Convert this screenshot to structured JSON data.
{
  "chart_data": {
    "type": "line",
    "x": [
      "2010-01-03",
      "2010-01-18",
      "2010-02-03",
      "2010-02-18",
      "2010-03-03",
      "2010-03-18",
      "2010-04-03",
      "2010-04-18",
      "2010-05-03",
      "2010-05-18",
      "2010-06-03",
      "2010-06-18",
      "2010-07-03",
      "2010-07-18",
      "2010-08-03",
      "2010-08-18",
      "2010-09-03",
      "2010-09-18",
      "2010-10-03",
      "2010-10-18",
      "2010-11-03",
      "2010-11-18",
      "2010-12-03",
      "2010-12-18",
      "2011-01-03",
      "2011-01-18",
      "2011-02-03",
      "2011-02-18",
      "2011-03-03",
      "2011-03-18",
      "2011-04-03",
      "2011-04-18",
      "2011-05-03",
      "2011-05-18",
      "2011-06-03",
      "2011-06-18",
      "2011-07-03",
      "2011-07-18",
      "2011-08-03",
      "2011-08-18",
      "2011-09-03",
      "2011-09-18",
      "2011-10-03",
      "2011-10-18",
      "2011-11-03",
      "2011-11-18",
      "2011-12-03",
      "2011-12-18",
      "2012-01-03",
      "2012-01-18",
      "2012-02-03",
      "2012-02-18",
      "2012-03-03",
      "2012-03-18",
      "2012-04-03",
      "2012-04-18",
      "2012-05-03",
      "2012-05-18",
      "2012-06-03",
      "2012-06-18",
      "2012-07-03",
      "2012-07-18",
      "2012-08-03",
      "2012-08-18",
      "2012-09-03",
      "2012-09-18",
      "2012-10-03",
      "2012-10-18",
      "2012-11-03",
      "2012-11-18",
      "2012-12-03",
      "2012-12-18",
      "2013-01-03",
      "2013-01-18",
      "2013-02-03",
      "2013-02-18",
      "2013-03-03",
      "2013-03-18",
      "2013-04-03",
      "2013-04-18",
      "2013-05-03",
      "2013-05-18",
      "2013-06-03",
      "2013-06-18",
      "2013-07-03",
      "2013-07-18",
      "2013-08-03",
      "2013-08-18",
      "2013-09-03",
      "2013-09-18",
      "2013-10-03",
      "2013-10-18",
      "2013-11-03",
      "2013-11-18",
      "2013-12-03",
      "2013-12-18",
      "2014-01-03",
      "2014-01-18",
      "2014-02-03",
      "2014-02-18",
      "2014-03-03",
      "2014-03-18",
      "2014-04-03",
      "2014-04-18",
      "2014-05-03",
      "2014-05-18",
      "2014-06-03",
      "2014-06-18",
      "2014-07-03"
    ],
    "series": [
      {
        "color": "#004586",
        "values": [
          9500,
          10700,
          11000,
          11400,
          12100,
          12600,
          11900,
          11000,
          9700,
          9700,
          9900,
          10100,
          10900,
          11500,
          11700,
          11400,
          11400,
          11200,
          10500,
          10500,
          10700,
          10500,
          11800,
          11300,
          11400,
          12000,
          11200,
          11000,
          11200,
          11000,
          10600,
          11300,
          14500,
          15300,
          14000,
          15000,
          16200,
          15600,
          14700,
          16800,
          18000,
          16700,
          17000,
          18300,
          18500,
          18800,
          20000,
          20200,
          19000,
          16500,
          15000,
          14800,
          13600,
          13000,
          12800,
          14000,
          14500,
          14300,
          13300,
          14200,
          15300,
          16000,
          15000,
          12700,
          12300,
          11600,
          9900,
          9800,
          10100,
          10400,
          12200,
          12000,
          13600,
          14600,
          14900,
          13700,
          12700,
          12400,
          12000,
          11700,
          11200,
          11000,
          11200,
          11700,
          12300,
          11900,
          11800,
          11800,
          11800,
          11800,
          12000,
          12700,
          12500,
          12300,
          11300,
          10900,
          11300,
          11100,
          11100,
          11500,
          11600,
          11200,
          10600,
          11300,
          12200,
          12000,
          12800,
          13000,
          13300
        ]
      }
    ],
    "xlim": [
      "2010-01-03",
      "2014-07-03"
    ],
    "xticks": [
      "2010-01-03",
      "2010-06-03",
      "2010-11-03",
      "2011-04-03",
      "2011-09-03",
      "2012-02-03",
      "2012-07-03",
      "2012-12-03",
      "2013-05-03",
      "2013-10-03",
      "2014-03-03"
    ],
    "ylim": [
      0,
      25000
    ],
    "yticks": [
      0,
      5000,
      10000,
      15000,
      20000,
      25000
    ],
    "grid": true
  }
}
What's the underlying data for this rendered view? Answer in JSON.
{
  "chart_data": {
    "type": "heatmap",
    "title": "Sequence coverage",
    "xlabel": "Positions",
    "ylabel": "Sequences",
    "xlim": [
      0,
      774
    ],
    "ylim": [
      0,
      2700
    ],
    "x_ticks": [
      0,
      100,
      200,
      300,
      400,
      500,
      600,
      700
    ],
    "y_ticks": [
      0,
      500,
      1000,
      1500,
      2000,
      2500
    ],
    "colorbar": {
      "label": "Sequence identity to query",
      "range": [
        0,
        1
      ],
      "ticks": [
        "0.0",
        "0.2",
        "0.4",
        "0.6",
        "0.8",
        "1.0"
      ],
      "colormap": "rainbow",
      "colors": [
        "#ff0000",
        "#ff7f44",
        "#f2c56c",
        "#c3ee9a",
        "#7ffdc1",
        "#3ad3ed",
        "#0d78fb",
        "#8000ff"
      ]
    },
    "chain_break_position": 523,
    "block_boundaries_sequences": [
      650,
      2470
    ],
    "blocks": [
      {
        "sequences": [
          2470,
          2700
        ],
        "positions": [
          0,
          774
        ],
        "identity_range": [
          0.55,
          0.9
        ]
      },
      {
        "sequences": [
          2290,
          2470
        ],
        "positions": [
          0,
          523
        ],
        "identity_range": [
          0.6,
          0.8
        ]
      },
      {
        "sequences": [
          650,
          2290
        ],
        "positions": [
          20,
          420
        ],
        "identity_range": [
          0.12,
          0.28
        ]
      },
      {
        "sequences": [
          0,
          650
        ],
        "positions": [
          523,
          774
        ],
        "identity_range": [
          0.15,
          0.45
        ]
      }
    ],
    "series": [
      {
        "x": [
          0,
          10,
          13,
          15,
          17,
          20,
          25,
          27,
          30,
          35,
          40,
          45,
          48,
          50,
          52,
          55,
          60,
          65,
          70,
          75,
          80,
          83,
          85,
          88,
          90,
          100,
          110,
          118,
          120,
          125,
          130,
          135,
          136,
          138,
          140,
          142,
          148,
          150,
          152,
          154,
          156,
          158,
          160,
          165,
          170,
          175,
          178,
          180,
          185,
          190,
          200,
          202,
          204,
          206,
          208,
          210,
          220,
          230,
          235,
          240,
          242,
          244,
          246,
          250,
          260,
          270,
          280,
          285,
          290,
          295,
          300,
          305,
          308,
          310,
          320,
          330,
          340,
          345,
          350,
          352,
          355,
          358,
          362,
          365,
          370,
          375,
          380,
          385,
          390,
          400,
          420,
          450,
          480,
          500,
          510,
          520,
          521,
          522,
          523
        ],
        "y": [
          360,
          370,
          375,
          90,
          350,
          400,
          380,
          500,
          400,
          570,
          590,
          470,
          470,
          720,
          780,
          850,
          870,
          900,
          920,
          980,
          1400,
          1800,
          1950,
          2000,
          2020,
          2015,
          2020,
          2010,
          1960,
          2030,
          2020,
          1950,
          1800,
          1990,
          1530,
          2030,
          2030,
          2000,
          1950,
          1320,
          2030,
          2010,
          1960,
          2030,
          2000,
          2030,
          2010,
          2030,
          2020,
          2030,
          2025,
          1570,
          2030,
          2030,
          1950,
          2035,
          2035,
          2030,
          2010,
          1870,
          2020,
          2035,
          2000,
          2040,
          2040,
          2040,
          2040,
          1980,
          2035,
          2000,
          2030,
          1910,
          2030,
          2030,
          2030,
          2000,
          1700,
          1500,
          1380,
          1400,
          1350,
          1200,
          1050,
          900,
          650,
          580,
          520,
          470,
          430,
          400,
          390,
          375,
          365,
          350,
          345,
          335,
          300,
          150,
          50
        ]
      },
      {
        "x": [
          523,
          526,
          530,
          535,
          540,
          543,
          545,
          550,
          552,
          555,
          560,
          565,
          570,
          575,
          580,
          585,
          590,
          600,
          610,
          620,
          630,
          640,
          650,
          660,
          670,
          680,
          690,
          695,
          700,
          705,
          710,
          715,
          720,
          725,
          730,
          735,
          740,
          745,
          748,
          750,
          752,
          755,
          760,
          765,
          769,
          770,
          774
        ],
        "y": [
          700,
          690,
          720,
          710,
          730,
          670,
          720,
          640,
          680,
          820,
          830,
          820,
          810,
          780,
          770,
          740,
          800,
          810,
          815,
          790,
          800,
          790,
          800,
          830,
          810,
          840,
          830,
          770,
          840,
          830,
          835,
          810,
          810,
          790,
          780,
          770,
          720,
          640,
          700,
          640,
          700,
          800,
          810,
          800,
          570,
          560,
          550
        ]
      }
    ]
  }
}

********************

Short problem - Wherever a line in the data above holds "JSON", copy that line.

Exercise solution -
Convert this screenshot to structured JSON data.
What's the underlying data for this rendered view? Answer in JSON.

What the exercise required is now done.